OBJECTIVE => Write out all of the entries exactly, please.

MATERIAL SHOWN =>
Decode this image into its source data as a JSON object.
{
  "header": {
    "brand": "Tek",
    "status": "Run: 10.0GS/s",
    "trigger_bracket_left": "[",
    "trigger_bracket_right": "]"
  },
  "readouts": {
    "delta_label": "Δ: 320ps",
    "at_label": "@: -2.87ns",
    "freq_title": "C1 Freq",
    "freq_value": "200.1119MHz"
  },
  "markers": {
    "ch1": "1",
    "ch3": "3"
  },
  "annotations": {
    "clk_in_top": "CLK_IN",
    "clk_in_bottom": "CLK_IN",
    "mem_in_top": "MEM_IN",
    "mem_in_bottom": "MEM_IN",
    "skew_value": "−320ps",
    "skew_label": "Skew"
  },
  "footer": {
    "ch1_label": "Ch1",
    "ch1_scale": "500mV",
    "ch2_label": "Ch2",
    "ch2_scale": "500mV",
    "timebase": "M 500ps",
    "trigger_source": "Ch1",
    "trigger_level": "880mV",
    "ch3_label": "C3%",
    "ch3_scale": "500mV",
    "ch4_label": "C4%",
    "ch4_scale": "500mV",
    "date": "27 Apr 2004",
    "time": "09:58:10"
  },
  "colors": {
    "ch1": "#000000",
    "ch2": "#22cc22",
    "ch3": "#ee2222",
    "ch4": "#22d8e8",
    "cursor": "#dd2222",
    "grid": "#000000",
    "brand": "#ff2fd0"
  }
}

ANSWER BELOW =>
Decode this image into its source data as a JSON object.
{
  "header": {
    "brand": "Tek",
    "status": "Run: 10.0GS/s",
    "trigger_bracket_left": "[",
    "trigger_bracket_right": "]"
  },
  "readouts": {
    "delta_label": "Δ: 320ps",
    "at_label": "@: -2.87ns",
    "freq_title": "C1 Freq",
    "freq_value": "200.1119MHz"
  },
  "markers": {
    "ch1": "1",
    "ch3": "3"
  },
  "annotations": {
    "clk_in_top": "CLK_IN",
    "clk_in_bottom": "CLK_IN",
    "mem_in_top": "MEM_IN",
    "mem_in_bottom": "MEM_IN",
    "skew_value": "−320ps",
    "skew_label": "Skew"
  },
  "footer": {
    "ch1_label": "Ch1",
    "ch1_scale": "500mV",
    "ch2_label": "Ch2",
    "ch2_scale": "500mV",
    "timebase": "M 500ps",
    "trigger_source": "Ch1",
    "trigger_level": "880mV",
    "ch3_label": "C3%",
    "ch3_scale": "500mV",
    "ch4_label": "C4%",
    "ch4_scale": "500mV",
    "date": "27 Apr 2004",
    "time": "09:58:10"
  },
  "colors": {
    "ch1": "#000000",
    "ch2": "#22cc22",
    "ch3": "#ee2222",
    "ch4": "#22d8e8",
    "cursor": "#dd2222",
    "grid": "#000000",
    "brand": "#ff2fd0"
  }
}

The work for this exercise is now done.